» WHAT IS ASKED:
Among the entries below, find the lines with "Simulation" and copy them.

Collected data:
§

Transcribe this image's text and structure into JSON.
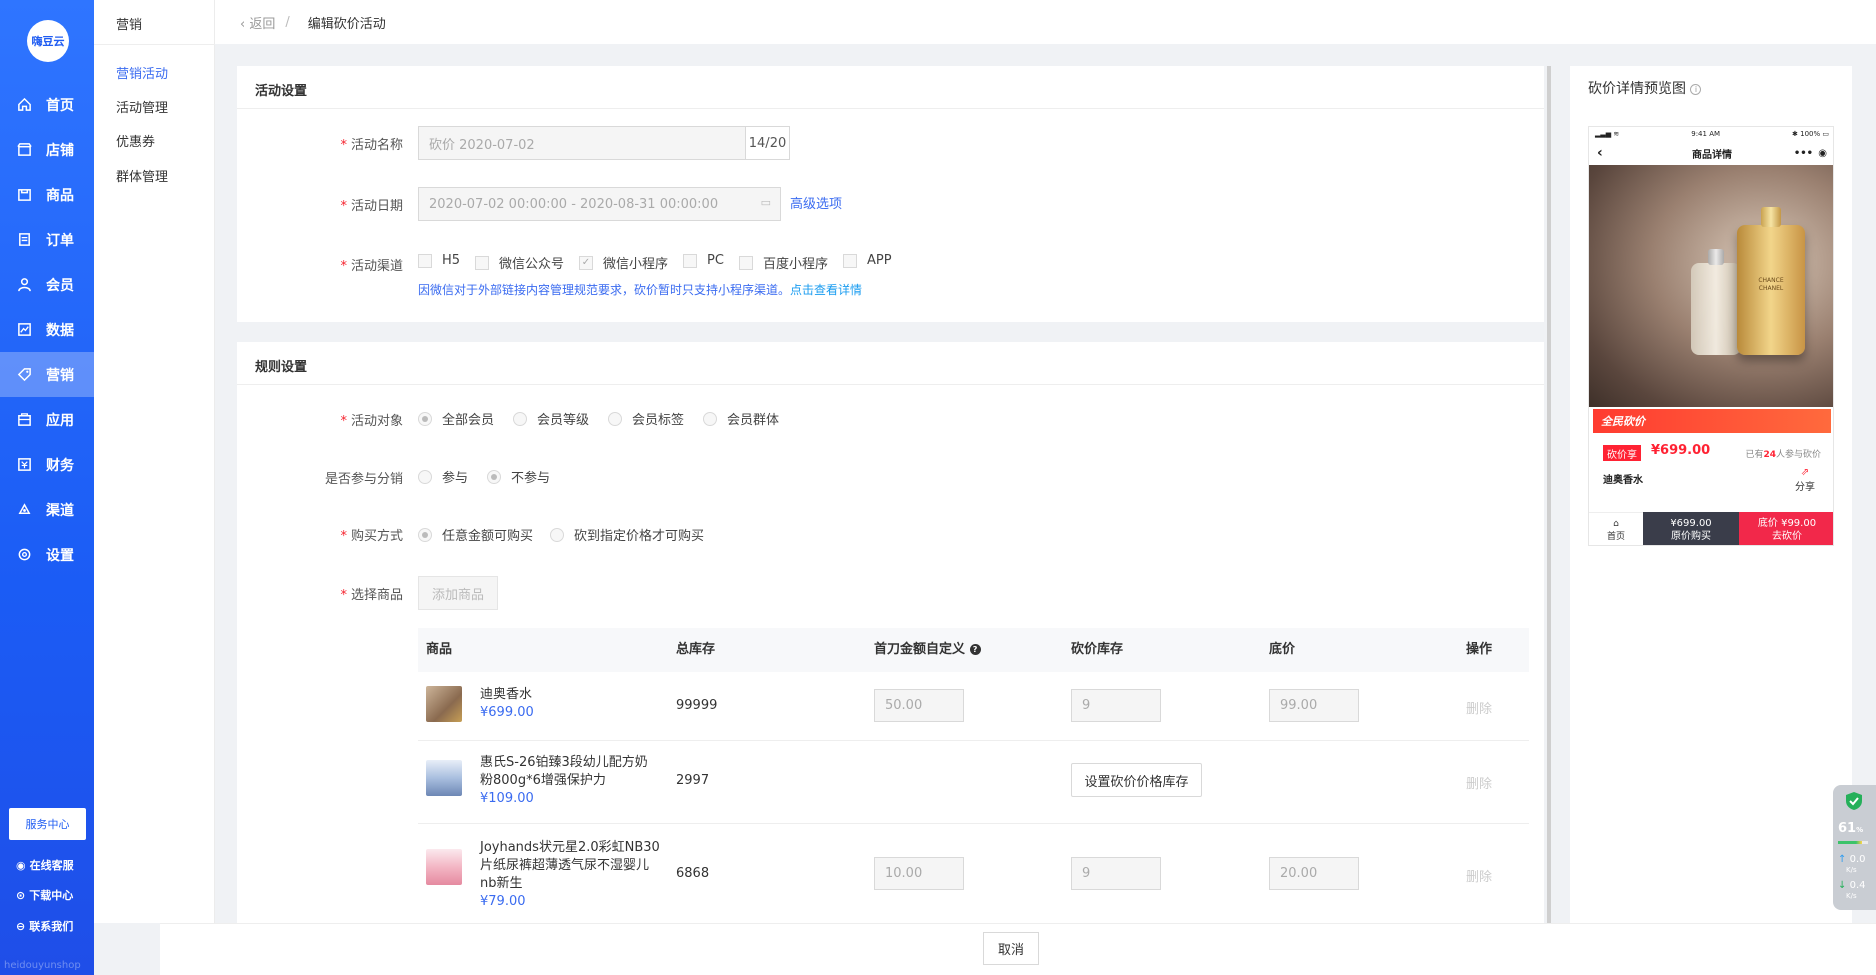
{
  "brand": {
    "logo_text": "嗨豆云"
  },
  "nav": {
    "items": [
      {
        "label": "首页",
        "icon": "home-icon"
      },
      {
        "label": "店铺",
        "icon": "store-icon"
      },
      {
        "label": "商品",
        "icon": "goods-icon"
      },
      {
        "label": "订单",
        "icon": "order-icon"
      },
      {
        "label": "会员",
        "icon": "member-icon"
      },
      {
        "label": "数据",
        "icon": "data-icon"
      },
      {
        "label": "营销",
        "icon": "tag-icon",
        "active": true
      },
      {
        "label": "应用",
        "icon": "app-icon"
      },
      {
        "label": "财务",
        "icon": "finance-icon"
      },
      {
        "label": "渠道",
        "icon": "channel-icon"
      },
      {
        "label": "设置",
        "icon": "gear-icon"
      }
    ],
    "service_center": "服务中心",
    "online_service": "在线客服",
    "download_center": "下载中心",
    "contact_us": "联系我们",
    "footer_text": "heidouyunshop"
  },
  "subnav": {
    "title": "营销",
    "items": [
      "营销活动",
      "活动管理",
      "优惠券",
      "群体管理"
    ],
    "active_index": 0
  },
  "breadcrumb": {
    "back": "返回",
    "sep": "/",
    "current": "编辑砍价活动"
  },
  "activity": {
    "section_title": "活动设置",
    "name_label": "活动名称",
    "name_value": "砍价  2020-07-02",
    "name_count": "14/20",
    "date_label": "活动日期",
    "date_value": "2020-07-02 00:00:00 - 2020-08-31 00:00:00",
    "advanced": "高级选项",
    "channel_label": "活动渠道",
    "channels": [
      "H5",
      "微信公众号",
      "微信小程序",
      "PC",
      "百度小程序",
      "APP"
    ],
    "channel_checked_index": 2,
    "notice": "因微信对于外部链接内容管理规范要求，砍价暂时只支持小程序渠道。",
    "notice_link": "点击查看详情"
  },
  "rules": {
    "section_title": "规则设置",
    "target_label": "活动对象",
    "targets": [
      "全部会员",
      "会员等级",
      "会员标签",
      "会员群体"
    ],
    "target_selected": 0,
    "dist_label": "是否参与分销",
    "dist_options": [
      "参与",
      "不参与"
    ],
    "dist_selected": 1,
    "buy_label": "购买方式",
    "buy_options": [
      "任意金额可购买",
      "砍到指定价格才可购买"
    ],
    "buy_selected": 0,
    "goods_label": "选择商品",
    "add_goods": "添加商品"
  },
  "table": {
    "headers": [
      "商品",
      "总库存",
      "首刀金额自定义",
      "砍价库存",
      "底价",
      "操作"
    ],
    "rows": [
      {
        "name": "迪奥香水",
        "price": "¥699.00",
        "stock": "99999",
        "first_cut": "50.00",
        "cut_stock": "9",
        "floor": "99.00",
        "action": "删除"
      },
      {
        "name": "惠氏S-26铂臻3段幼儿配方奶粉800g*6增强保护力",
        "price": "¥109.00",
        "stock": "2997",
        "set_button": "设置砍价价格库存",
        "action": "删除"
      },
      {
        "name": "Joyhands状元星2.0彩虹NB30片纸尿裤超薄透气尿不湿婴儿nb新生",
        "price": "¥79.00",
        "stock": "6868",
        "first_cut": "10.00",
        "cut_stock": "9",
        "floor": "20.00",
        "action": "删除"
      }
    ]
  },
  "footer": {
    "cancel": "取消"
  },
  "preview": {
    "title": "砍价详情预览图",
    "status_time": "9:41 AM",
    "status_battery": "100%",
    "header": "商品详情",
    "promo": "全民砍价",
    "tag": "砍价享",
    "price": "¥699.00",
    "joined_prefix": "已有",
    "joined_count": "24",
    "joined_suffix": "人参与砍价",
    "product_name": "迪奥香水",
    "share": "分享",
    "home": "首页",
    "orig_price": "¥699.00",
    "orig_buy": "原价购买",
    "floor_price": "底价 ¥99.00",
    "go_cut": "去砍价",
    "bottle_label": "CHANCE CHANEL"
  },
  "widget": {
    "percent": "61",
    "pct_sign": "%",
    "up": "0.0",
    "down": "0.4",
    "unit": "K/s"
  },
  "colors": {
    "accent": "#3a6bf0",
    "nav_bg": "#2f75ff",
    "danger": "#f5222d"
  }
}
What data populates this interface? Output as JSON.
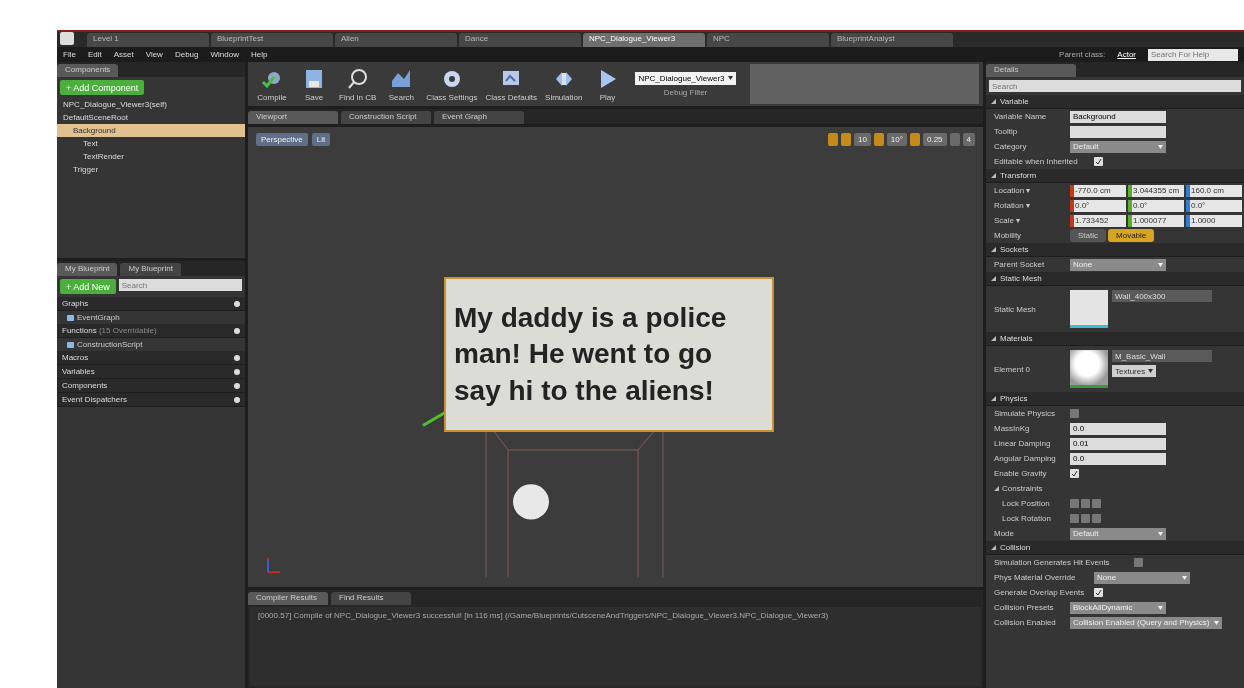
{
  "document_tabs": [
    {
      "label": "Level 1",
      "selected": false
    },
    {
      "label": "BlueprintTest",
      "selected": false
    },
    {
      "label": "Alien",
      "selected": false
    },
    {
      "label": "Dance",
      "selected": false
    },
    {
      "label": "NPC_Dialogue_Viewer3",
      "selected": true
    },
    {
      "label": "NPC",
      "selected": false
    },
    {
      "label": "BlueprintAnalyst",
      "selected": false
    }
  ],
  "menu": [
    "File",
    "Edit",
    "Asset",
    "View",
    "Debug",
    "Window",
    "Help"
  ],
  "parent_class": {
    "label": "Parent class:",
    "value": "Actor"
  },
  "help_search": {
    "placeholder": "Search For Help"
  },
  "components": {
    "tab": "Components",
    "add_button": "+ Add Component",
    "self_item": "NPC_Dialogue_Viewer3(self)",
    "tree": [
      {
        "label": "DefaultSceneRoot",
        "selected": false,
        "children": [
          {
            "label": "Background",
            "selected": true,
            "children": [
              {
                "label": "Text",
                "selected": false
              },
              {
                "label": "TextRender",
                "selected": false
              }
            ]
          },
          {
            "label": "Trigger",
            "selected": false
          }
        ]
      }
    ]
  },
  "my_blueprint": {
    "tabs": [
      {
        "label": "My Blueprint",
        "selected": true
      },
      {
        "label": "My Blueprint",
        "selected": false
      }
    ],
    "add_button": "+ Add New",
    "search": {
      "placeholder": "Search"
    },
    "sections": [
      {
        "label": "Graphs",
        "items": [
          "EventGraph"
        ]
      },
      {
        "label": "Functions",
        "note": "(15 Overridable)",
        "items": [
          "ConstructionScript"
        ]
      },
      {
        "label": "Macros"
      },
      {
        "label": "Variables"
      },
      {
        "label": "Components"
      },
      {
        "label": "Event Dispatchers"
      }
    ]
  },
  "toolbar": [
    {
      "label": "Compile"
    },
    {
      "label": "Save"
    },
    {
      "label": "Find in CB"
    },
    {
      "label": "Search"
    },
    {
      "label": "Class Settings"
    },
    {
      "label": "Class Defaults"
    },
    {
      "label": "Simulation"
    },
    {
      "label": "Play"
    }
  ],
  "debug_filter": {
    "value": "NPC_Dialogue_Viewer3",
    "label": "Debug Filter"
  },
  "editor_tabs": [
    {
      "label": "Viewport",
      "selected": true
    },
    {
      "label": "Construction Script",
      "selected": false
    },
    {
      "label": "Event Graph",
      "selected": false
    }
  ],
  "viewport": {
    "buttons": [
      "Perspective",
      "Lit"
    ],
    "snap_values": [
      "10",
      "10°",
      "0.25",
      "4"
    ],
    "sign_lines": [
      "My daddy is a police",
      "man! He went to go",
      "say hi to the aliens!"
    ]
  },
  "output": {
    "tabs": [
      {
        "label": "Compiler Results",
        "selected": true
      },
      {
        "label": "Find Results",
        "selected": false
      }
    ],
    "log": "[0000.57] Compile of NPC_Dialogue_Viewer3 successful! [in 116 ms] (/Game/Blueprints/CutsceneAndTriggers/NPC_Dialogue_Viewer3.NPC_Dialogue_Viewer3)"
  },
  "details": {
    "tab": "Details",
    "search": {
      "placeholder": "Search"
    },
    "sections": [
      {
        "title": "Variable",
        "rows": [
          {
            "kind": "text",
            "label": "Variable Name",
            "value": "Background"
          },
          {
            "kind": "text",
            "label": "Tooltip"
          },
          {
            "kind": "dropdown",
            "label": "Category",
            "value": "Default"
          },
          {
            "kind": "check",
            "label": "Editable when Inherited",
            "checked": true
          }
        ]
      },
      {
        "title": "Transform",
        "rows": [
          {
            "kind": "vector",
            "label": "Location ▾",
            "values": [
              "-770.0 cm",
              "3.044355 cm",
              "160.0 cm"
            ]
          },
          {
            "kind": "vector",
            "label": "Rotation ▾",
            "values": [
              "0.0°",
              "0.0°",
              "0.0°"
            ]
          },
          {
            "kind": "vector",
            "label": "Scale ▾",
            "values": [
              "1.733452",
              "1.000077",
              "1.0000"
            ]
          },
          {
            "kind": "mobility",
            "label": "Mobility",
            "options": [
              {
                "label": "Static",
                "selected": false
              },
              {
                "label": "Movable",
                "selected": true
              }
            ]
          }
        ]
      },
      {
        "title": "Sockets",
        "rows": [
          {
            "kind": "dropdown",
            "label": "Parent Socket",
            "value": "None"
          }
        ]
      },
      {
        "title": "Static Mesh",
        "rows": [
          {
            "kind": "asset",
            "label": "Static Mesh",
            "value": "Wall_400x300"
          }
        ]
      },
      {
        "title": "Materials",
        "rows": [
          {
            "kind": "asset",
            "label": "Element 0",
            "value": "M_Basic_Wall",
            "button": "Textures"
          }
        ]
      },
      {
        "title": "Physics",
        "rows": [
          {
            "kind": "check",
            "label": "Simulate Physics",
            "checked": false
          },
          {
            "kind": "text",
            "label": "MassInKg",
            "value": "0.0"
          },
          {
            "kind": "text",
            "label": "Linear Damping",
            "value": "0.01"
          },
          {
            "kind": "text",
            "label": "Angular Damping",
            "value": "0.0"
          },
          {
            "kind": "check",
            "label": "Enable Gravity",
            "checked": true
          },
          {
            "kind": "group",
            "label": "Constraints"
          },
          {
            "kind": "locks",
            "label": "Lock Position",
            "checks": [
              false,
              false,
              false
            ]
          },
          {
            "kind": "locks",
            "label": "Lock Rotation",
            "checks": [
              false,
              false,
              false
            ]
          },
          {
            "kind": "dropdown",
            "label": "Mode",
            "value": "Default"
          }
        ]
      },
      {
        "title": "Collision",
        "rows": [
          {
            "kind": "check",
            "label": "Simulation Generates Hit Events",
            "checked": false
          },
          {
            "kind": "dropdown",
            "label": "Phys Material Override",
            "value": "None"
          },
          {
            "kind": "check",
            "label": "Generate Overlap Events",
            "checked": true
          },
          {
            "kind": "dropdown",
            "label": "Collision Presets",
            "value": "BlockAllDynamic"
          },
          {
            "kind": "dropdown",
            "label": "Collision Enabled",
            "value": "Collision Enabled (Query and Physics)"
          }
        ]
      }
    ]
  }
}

§

» WRITTEN SOLUTION:
      "label": "Simulation"
            "label": "Simulation Generates Hit Events",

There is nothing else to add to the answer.